31. Sabendo-se que, como se disse acima, o conceito de «prestações de serviços efectuadas a título oneroso», na acepção do artigo 2.º, ponto 1, da Sexta Directiva, pressupõe a existência de uma «ligação directa» entre o serviço prestado e o contravalor recebido (e que tal ligação, no caso dos presentes autos, não existe, porque ao valor recebido não se demonstrou estar associada a prestação de qualquer serviço), e que, mesmo que ocorra uma diferença entre o valor nominal dos créditos adquiridos e o preço de aquisição dos mesmos, tal diferença não constitui, necessariamente, "uma remuneração destinada a retribuir directamente um serviço fornecido pelo adquirente dos créditos cedidos" (veja-se Acórdão GFKL, §24) - assim se demonstrando que inexiste, entre os (alegados) prestador e beneficiário, uma relação jurídica durante a qual são realizadas prestações recíprocas, dado que a (alegada) retribuição recebida pelo prestador (seja esta entendida como o preço pago ou "apurada" pela mera diferença entre o valor nominal dos créditos adquiridos e o preço de aquisição dos mesmos) não pode ser vista como sendo contravalor por um serviço (que, como se disse, no caso destes autos não se demonstrou ter sido realizado) fornecido ao beneficiário -, conclui-se que assiste razão à ora Requerente. (...)»
XI - Ao contrário do que foi decidido no acórdão fundamento, o Tribunal arbitral julgou não ser de fazer o reenvio prejudicial ao TJUE, apesar de estar pendente de apreciação, naquele Tribunal superior, um processo sobre os mesmos factos e a mesma questão de direito.
XII - Razão pela qual este entendimento está em total contradição com o aresto fundamento que perante idêntica factualidade considerou a existência de motivo para «suspender a instância até à pronúncia do TJUE».

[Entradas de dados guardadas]

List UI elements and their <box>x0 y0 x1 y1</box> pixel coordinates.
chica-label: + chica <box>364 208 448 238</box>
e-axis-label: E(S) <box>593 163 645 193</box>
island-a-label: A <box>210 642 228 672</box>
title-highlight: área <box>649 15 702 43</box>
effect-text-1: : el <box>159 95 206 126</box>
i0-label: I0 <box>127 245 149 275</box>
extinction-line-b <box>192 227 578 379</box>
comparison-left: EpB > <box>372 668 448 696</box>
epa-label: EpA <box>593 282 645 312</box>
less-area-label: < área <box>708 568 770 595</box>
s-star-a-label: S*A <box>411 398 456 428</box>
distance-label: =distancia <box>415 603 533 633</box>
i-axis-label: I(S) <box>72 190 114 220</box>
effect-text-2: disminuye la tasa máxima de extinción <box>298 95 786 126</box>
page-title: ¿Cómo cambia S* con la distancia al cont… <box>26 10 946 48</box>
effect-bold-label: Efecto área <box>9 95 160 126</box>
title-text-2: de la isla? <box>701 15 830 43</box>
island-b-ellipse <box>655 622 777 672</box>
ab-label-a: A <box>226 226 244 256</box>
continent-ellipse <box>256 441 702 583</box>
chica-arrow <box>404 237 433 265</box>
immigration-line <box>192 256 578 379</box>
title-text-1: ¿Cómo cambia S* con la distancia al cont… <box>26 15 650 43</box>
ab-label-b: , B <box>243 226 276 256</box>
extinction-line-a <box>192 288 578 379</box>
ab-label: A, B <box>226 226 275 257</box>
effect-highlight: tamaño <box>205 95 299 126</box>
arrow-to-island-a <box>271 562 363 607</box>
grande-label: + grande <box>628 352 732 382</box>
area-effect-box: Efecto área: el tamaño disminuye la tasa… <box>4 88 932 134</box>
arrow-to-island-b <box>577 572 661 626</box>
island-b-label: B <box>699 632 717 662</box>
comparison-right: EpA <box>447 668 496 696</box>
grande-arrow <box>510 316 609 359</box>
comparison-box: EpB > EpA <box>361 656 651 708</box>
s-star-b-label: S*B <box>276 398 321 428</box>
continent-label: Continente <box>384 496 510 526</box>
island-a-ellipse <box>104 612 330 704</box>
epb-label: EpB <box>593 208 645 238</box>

**Instrução dada A**
Segundo o excerto, o que pressupõe o conceito de «prestações de serviços efectuadas a título oneroso»?
**Instrução dada B**
Edite, por favor, os registos desde o seu início até à linha que contém "i-axis-label: I(S) <box>72 190 114 220</box>", inclusive, trocando "distancia" por "lejanía". Devolva apenas essas linhas, com tudo o resto inalterado.
O excerto e os registos provêm de fontes distintas.

**Resposta escrita A**
A existência de uma «ligação directa» entre o serviço prestado e o contravalor recebido.

**Resposta escrita B**
List UI elements and their <box>x0 y0 x1 y1</box> pixel coordinates.
chica-label: + chica <box>364 208 448 238</box>
e-axis-label: E(S) <box>593 163 645 193</box>
island-a-label: A <box>210 642 228 672</box>
title-highlight: área <box>649 15 702 43</box>
effect-text-1: : el <box>159 95 206 126</box>
i0-label: I0 <box>127 245 149 275</box>
extinction-line-b <box>192 227 578 379</box>
comparison-left: EpB > <box>372 668 448 696</box>
epa-label: EpA <box>593 282 645 312</box>
less-area-label: < área <box>708 568 770 595</box>
s-star-a-label: S*A <box>411 398 456 428</box>
distance-label: =lejanía <box>415 603 533 633</box>
i-axis-label: I(S) <box>72 190 114 220</box>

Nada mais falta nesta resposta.